Recorded data
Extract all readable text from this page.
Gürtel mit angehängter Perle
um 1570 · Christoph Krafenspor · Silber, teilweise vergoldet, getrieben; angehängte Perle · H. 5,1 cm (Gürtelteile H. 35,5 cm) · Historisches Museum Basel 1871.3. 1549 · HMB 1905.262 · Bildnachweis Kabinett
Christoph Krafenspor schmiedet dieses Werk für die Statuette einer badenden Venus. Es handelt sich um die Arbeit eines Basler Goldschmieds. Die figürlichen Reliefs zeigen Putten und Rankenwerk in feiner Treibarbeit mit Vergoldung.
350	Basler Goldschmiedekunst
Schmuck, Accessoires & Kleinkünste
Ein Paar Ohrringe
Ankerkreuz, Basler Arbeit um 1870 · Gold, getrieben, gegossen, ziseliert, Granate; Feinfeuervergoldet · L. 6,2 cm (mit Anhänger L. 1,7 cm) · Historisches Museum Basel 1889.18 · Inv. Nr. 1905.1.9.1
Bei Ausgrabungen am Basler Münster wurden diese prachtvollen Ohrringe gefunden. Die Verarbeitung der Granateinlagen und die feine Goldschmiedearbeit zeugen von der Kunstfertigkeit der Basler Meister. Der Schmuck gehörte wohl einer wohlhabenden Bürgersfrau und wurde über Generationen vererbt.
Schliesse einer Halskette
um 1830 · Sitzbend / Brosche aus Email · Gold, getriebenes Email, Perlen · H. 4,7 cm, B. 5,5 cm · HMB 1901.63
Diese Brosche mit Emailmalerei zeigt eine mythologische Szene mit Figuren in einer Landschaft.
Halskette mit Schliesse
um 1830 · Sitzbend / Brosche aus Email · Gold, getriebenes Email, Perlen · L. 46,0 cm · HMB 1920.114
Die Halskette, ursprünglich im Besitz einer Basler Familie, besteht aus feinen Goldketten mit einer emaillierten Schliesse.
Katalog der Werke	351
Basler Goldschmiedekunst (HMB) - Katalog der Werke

* **Goal**:
Transcribe every entry exactly.

* **Solution to this exercise**:
Extract all readable text from this page.
Gürtel mit angehängter Perle
um 1570 · Christoph Krafenspor · Silber, teilweise vergoldet, getrieben; angehängte Perle · H. 5,1 cm (Gürtelteile H. 35,5 cm) · Historisches Museum Basel 1871.3. 1549 · HMB 1905.262 · Bildnachweis Kabinett
Christoph Krafenspor schmiedet dieses Werk für die Statuette einer badenden Venus. Es handelt sich um die Arbeit eines Basler Goldschmieds. Die figürlichen Reliefs zeigen Putten und Rankenwerk in feiner Treibarbeit mit Vergoldung.
350	Basler Goldschmiedekunst
Schmuck, Accessoires & Kleinkünste
Ein Paar Ohrringe
Ankerkreuz, Basler Arbeit um 1870 · Gold, getrieben, gegossen, ziseliert, Granate; Feinfeuervergoldet · L. 6,2 cm (mit Anhänger L. 1,7 cm) · Historisches Museum Basel 1889.18 · Inv. Nr. 1905.1.9.1
Bei Ausgrabungen am Basler Münster wurden diese prachtvollen Ohrringe gefunden. Die Verarbeitung der Granateinlagen und die feine Goldschmiedearbeit zeugen von der Kunstfertigkeit der Basler Meister. Der Schmuck gehörte wohl einer wohlhabenden Bürgersfrau und wurde über Generationen vererbt.
Schliesse einer Halskette
um 1830 · Sitzbend / Brosche aus Email · Gold, getriebenes Email, Perlen · H. 4,7 cm, B. 5,5 cm · HMB 1901.63
Diese Brosche mit Emailmalerei zeigt eine mythologische Szene mit Figuren in einer Landschaft.
Halskette mit Schliesse
um 1830 · Sitzbend / Brosche aus Email · Gold, getriebenes Email, Perlen · L. 46,0 cm · HMB 1920.114
Die Halskette, ursprünglich im Besitz einer Basler Familie, besteht aus feinen Goldketten mit einer emaillierten Schliesse.
Katalog der Werke	351
Basler Goldschmiedekunst (HMB) - Katalog der Werke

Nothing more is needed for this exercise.